**Requirement**
Reproduce verbatim the lines of the listing below, starting with the line that contains "task-row[interactable]: 🔗 订阅日历：不再错过重要日程" and continuing through the line that contains "lists-section-title: 清单 bbox=[70, 191, 96, 206]". Include both of those lines.

**Dataset records**

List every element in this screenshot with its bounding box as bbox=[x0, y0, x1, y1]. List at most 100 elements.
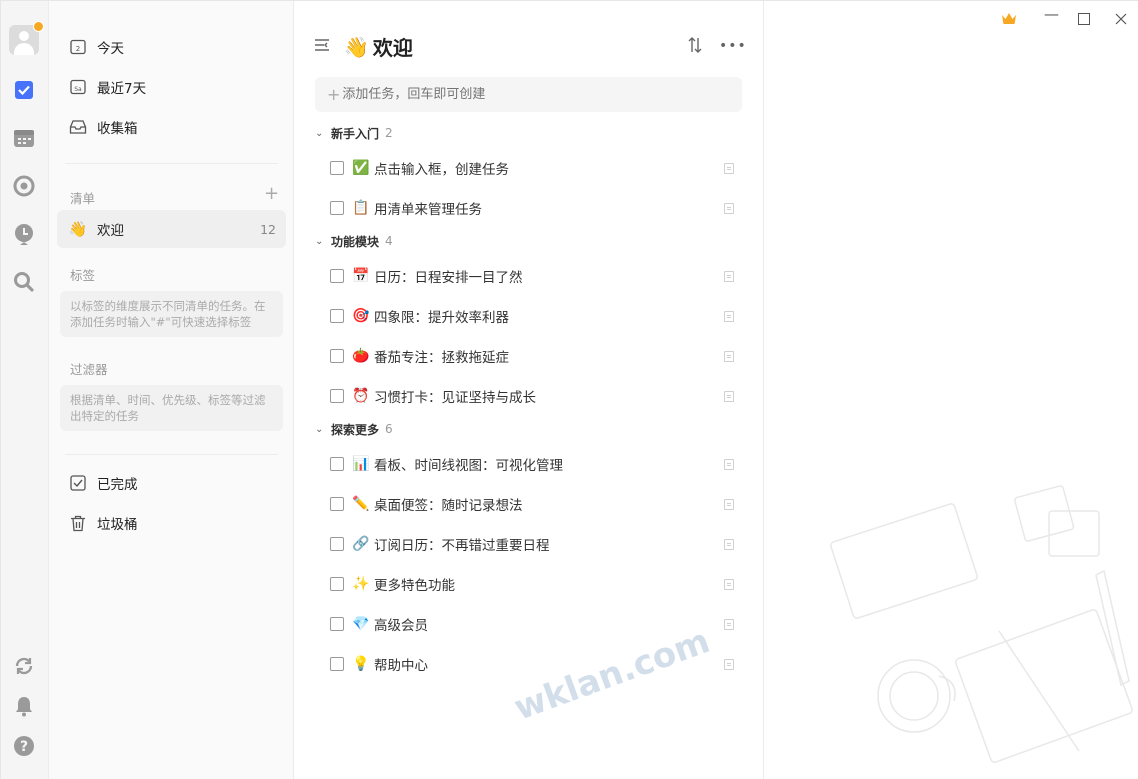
task-row[interactable]: 🔗 订阅日历：不再错过重要日程 bbox=[315, 526, 742, 562]
task-title: 帮助中心 bbox=[374, 658, 428, 674]
app-window: ? 2 今天 Sa 最近7天 收集箱 清单 + 👋 欢迎 12 标签 以标签的维… bbox=[0, 0, 1138, 779]
task-row[interactable]: ✏️ 桌面便签：随时记录想法 bbox=[315, 486, 742, 522]
task-note-icon bbox=[724, 658, 734, 670]
task-emoji-icon: 🍅 bbox=[352, 348, 370, 364]
lists-section-title: 清单 bbox=[70, 191, 96, 206]
task-emoji-icon: ✏️ bbox=[352, 496, 370, 512]
task-checkbox[interactable] bbox=[330, 269, 344, 283]
list-item-label: 欢迎 bbox=[97, 223, 124, 239]
task-checkbox[interactable] bbox=[330, 617, 344, 631]
group-count: 6 bbox=[385, 422, 393, 436]
task-emoji-icon: 💡 bbox=[352, 656, 370, 672]
trash-icon bbox=[69, 514, 87, 532]
svg-text:Sa: Sa bbox=[74, 86, 82, 93]
chevron-down-icon[interactable]: ⌄ bbox=[315, 424, 327, 435]
add-task-box[interactable]: + bbox=[315, 77, 742, 112]
task-note-icon bbox=[724, 162, 734, 174]
close-icon[interactable] bbox=[1115, 10, 1127, 29]
calendar-week-icon: Sa bbox=[69, 78, 87, 96]
add-task-input[interactable] bbox=[342, 87, 723, 102]
empty-state-illustration bbox=[830, 485, 1133, 763]
svg-text:2: 2 bbox=[76, 45, 80, 53]
calendar-today-icon: 2 bbox=[69, 38, 87, 56]
completed-icon bbox=[69, 474, 87, 492]
minimize-icon[interactable]: — bbox=[1044, 5, 1059, 23]
pomodoro-icon[interactable] bbox=[12, 222, 36, 246]
waving-hand-icon: 👋 bbox=[344, 34, 369, 59]
filters-hint: 根据清单、时间、优先级、标签等过滤出特定的任务 bbox=[60, 385, 283, 431]
chevron-down-icon[interactable]: ⌄ bbox=[315, 236, 327, 247]
list-item-count: 12 bbox=[260, 221, 276, 237]
calendar-icon[interactable] bbox=[12, 126, 36, 150]
nav-item-completed[interactable]: 已完成 bbox=[57, 464, 286, 502]
task-title: 看板、时间线视图：可视化管理 bbox=[374, 458, 563, 474]
task-note-icon bbox=[724, 458, 734, 470]
help-icon[interactable]: ? bbox=[12, 734, 36, 758]
nav-item-label: 今天 bbox=[97, 41, 124, 57]
task-note-icon bbox=[724, 390, 734, 402]
nav-item-trash[interactable]: 垃圾桶 bbox=[57, 504, 286, 542]
nav-item-next-7-days[interactable]: Sa 最近7天 bbox=[57, 68, 286, 106]
navigation-panel: 2 今天 Sa 最近7天 收集箱 清单 + 👋 欢迎 12 标签 以标签的维度展… bbox=[49, 1, 294, 779]
search-icon[interactable] bbox=[12, 270, 36, 294]
task-checkbox[interactable] bbox=[330, 349, 344, 363]
task-group-header[interactable]: ⌄ 新手入门 2 bbox=[315, 123, 393, 143]
task-checkbox[interactable] bbox=[330, 577, 344, 591]
divider bbox=[65, 163, 278, 164]
task-checkbox[interactable] bbox=[330, 309, 344, 323]
task-note-icon bbox=[724, 202, 734, 214]
task-title: 日历：日程安排一目了然 bbox=[374, 270, 523, 286]
task-checkbox[interactable] bbox=[330, 537, 344, 551]
task-title: 用清单来管理任务 bbox=[374, 202, 482, 218]
task-title: 番茄专注：拯救拖延症 bbox=[374, 350, 509, 366]
crown-icon[interactable] bbox=[1001, 10, 1017, 29]
task-checkbox-icon[interactable] bbox=[12, 78, 36, 102]
task-row[interactable]: ✅ 点击输入框，创建任务 bbox=[315, 150, 742, 186]
task-checkbox[interactable] bbox=[330, 201, 344, 215]
task-title: 更多特色功能 bbox=[374, 578, 455, 594]
add-list-icon[interactable]: + bbox=[264, 185, 279, 203]
nav-item-today[interactable]: 2 今天 bbox=[57, 28, 286, 66]
task-note-icon bbox=[724, 538, 734, 550]
bell-icon[interactable] bbox=[12, 694, 36, 718]
filters-section-title: 过滤器 bbox=[70, 362, 108, 377]
task-title: 高级会员 bbox=[374, 618, 428, 634]
group-count: 4 bbox=[385, 234, 393, 248]
focus-icon[interactable] bbox=[12, 174, 36, 198]
page-title: 👋 欢迎 bbox=[344, 32, 413, 61]
task-row[interactable]: 📋 用清单来管理任务 bbox=[315, 190, 742, 226]
task-group-header[interactable]: ⌄ 功能模块 4 bbox=[315, 231, 393, 251]
task-row[interactable]: 🎯 四象限：提升效率利器 bbox=[315, 298, 742, 334]
task-group-header[interactable]: ⌄ 探索更多 6 bbox=[315, 419, 393, 439]
nav-item-label: 最近7天 bbox=[97, 81, 147, 97]
nav-item-inbox[interactable]: 收集箱 bbox=[57, 108, 286, 146]
task-row[interactable]: 📅 日历：日程安排一目了然 bbox=[315, 258, 742, 294]
sync-icon[interactable] bbox=[12, 654, 36, 678]
task-checkbox[interactable] bbox=[330, 497, 344, 511]
task-checkbox[interactable] bbox=[330, 657, 344, 671]
task-emoji-icon: 🎯 bbox=[352, 308, 370, 324]
detail-panel: — bbox=[764, 1, 1138, 779]
tags-section-title: 标签 bbox=[70, 268, 96, 283]
task-checkbox[interactable] bbox=[330, 161, 344, 175]
group-count: 2 bbox=[385, 126, 393, 140]
task-row[interactable]: 📊 看板、时间线视图：可视化管理 bbox=[315, 446, 742, 482]
tags-hint: 以标签的维度展示不同清单的任务。在添加任务时输入"#"可快速选择标签 bbox=[60, 291, 283, 337]
sort-icon[interactable] bbox=[687, 36, 703, 58]
toggle-sidebar-icon[interactable] bbox=[314, 37, 330, 56]
more-options-icon[interactable]: ••• bbox=[719, 39, 747, 53]
maximize-icon[interactable] bbox=[1078, 10, 1090, 29]
nav-item-label: 垃圾桶 bbox=[97, 517, 138, 533]
task-emoji-icon: 🔗 bbox=[352, 536, 370, 552]
divider bbox=[65, 454, 278, 455]
task-row[interactable]: 🍅 番茄专注：拯救拖延症 bbox=[315, 338, 742, 374]
task-row[interactable]: ⏰ 习惯打卡：见证坚持与成长 bbox=[315, 378, 742, 414]
task-emoji-icon: 📅 bbox=[352, 268, 370, 284]
task-emoji-icon: ✅ bbox=[352, 160, 370, 176]
chevron-down-icon[interactable]: ⌄ bbox=[315, 128, 327, 139]
task-row[interactable]: ✨ 更多特色功能 bbox=[315, 566, 742, 602]
task-checkbox[interactable] bbox=[330, 457, 344, 471]
task-checkbox[interactable] bbox=[330, 389, 344, 403]
nav-item-label: 收集箱 bbox=[97, 121, 138, 137]
list-item-welcome[interactable]: 👋 欢迎 12 bbox=[57, 210, 286, 248]
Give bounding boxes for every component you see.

**Answer to this exercise**
task-row[interactable]: 🔗 订阅日历：不再错过重要日程 bbox=[315, 526, 742, 562]
task-title: 帮助中心 bbox=[374, 658, 428, 674]
app-window: ? 2 今天 Sa 最近7天 收集箱 清单 + 👋 欢迎 12 标签 以标签的维… bbox=[0, 0, 1138, 779]
task-row[interactable]: ✏️ 桌面便签：随时记录想法 bbox=[315, 486, 742, 522]
task-note-icon bbox=[724, 658, 734, 670]
task-emoji-icon: 🍅 bbox=[352, 348, 370, 364]
lists-section-title: 清单 bbox=[70, 191, 96, 206]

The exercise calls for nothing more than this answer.